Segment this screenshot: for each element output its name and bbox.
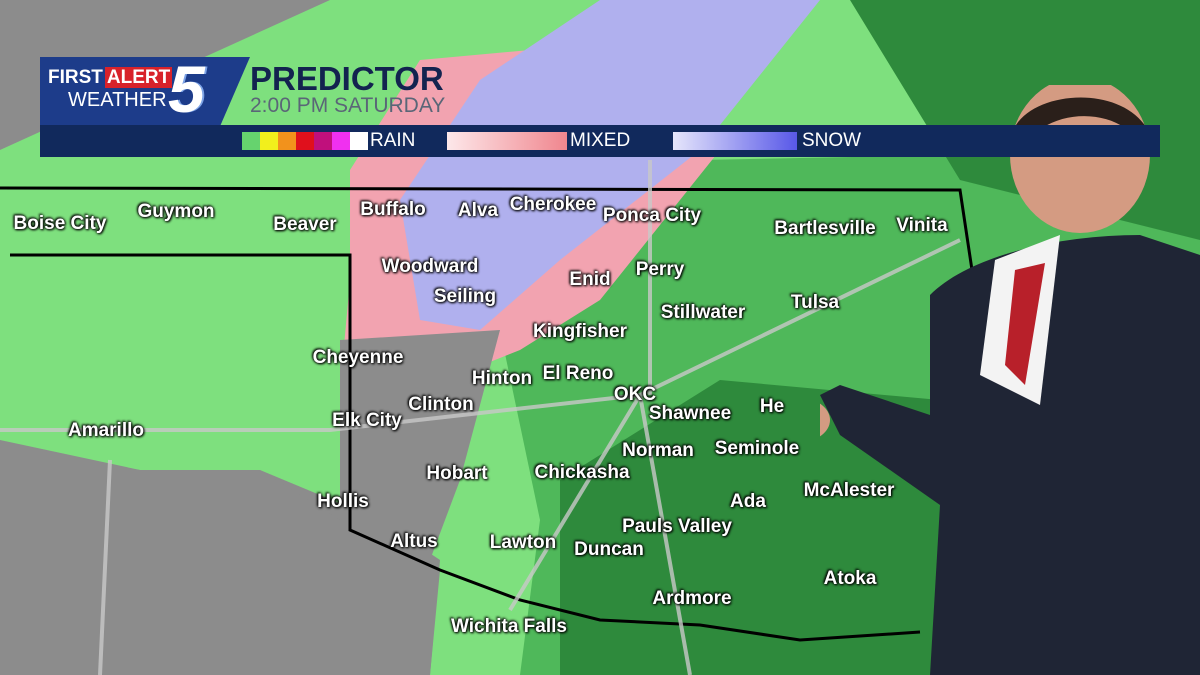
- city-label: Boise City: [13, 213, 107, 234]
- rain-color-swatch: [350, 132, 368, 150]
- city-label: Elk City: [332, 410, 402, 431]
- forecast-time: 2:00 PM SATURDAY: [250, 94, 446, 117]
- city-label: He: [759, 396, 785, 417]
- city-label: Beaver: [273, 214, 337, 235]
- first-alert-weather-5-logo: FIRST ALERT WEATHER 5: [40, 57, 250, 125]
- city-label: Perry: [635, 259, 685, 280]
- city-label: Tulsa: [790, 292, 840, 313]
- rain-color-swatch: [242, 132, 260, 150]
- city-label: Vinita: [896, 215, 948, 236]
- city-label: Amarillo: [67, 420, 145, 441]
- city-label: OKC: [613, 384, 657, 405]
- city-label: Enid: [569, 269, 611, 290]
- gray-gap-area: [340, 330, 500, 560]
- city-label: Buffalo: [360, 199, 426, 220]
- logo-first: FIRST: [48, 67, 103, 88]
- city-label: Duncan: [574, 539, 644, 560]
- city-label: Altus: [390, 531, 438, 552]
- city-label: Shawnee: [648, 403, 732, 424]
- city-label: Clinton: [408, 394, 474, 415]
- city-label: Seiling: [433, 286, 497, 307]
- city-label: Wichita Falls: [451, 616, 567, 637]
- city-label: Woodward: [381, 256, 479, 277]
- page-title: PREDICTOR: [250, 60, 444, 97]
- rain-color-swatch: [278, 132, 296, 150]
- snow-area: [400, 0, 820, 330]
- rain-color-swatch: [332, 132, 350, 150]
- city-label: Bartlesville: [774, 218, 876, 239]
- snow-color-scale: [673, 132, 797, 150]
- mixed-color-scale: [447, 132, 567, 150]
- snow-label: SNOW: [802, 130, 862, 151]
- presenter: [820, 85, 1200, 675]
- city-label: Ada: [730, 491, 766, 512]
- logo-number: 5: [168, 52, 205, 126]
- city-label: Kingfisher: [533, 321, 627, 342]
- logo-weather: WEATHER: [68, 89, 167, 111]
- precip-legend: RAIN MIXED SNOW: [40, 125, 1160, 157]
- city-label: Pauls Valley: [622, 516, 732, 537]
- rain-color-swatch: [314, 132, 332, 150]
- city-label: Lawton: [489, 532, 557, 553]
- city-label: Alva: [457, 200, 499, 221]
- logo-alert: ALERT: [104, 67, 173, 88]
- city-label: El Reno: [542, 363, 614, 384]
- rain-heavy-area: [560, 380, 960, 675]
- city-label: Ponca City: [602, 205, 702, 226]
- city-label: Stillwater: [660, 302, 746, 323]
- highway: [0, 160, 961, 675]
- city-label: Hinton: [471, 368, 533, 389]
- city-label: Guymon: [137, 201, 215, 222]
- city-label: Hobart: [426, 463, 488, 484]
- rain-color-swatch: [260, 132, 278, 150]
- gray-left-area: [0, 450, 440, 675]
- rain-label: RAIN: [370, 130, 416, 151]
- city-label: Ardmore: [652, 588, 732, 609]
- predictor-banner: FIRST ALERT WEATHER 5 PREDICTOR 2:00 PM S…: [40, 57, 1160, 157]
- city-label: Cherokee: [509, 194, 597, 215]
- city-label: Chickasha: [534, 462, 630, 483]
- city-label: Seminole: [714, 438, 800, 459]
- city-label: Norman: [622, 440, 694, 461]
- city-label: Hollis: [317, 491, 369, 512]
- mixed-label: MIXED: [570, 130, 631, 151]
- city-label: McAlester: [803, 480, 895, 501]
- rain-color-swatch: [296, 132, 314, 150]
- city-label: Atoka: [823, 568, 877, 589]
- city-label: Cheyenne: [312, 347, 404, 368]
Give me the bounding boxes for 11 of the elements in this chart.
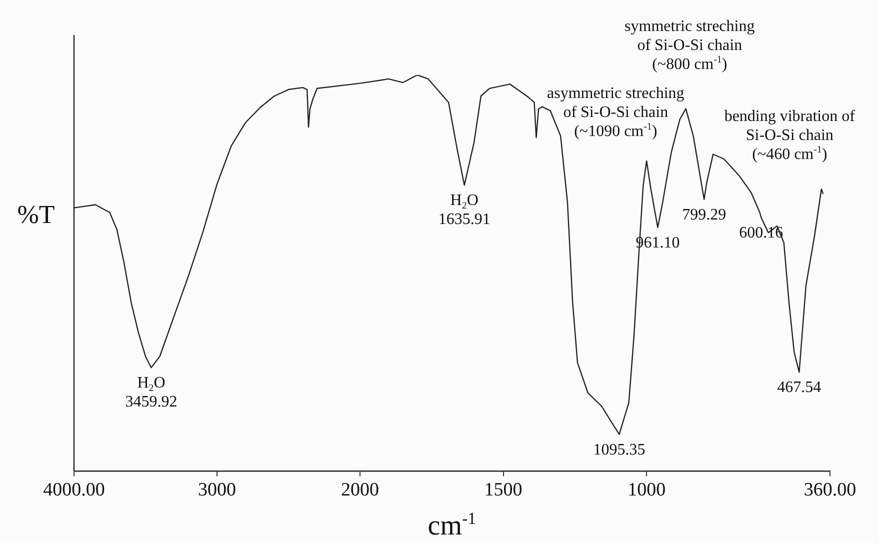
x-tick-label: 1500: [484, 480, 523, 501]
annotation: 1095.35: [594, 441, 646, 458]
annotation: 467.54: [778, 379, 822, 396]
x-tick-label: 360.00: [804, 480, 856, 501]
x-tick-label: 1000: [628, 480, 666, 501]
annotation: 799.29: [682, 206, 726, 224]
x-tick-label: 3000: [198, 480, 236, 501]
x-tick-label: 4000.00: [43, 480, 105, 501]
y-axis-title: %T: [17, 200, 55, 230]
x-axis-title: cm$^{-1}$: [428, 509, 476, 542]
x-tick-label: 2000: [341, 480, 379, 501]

+ + + +

▶ [INSTRUCTIONS FOR THE TASK]:
Please copy all of the data above line for line, without the pictures.

▶ [SOLUTION FOR THIS TASK]:
Segment this screenshot: for each element output its name and bbox.
- city-label: Boise City: [13, 213, 107, 234]
- rain-color-swatch: [350, 132, 368, 150]
- city-label: Elk City: [332, 410, 402, 431]
- forecast-time: 2:00 PM SATURDAY: [250, 94, 446, 117]
- city-label: He: [759, 396, 785, 417]
- city-label: Beaver: [273, 214, 337, 235]
- first-alert-weather-5-logo: FIRST ALERT WEATHER 5: [40, 57, 250, 125]
- city-label: Perry: [635, 259, 685, 280]
- city-label: Tulsa: [790, 292, 840, 313]
- rain-color-swatch: [242, 132, 260, 150]
- city-label: Vinita: [896, 215, 948, 236]
- city-label: Amarillo: [67, 420, 145, 441]
- city-label: OKC: [613, 384, 657, 405]
- city-label: Enid: [569, 269, 611, 290]
- gray-gap-area: [340, 330, 500, 560]
- city-label: Buffalo: [360, 199, 426, 220]
- logo-first: FIRST: [48, 67, 103, 88]
- city-label: Duncan: [574, 539, 644, 560]
- city-label: Altus: [390, 531, 438, 552]
- city-label: Shawnee: [648, 403, 732, 424]
- city-label: Clinton: [408, 394, 474, 415]
- city-label: Seiling: [433, 286, 497, 307]
- city-label: Wichita Falls: [451, 616, 567, 637]
- city-label: Woodward: [381, 256, 479, 277]
- page-title: PREDICTOR: [250, 60, 444, 97]
- rain-color-swatch: [278, 132, 296, 150]
- snow-area: [400, 0, 820, 330]
- rain-color-swatch: [332, 132, 350, 150]
- city-label: Bartlesville: [774, 218, 876, 239]
- snow-color-scale: [673, 132, 797, 150]
- mixed-color-scale: [447, 132, 567, 150]
- snow-label: SNOW: [802, 130, 862, 151]
- presenter: [820, 85, 1200, 675]
- city-label: Ada: [730, 491, 766, 512]
- logo-number: 5: [168, 52, 205, 126]
- city-label: Kingfisher: [533, 321, 627, 342]
- logo-weather: WEATHER: [68, 89, 167, 111]
- precip-legend: RAIN MIXED SNOW: [40, 125, 1160, 157]
- city-label: Pauls Valley: [622, 516, 732, 537]
- rain-color-swatch: [314, 132, 332, 150]
- city-label: Lawton: [489, 532, 557, 553]
- city-label: Alva: [457, 200, 499, 221]
- logo-alert: ALERT: [104, 67, 173, 88]
- city-label: El Reno: [542, 363, 614, 384]
- rain-heavy-area: [560, 380, 960, 675]
- city-label: Ponca City: [602, 205, 702, 226]
- city-label: Stillwater: [660, 302, 746, 323]
- highway: [0, 160, 961, 675]
- city-label: Hinton: [471, 368, 533, 389]
- city-label: Guymon: [137, 201, 215, 222]
- city-label: Hobart: [426, 463, 488, 484]
- rain-color-swatch: [260, 132, 278, 150]
- gray-left-area: [0, 450, 440, 675]
- rain-label: RAIN: [370, 130, 416, 151]
- city-label: Ardmore: [652, 588, 732, 609]
- predictor-banner: FIRST ALERT WEATHER 5 PREDICTOR 2:00 PM S…: [40, 57, 1160, 157]
- city-label: Cherokee: [509, 194, 597, 215]
- city-label: Chickasha: [534, 462, 630, 483]
- city-label: Seminole: [714, 438, 800, 459]
- city-label: Norman: [622, 440, 694, 461]
- city-label: Hollis: [317, 491, 369, 512]
- mixed-label: MIXED: [570, 130, 631, 151]
- city-label: McAlester: [803, 480, 895, 501]
- rain-color-swatch: [296, 132, 314, 150]
- city-label: Atoka: [823, 568, 877, 589]
- city-label: Cheyenne: [312, 347, 404, 368]
Give me the bounding boxes for 11 of the elements in this chart.
x-tick-label: 1500: [484, 480, 523, 501]
annotation: 1095.35: [594, 441, 646, 458]
annotation: 467.54: [778, 379, 822, 396]
x-tick-label: 360.00: [804, 480, 856, 501]
x-tick-label: 1000: [628, 480, 666, 501]
annotation: 799.29: [682, 206, 726, 224]
x-tick-label: 3000: [198, 480, 236, 501]
x-tick-label: 4000.00: [43, 480, 105, 501]
y-axis-title: %T: [17, 200, 55, 230]
x-axis-title: cm$^{-1}$: [428, 509, 476, 542]
x-tick-label: 2000: [341, 480, 379, 501]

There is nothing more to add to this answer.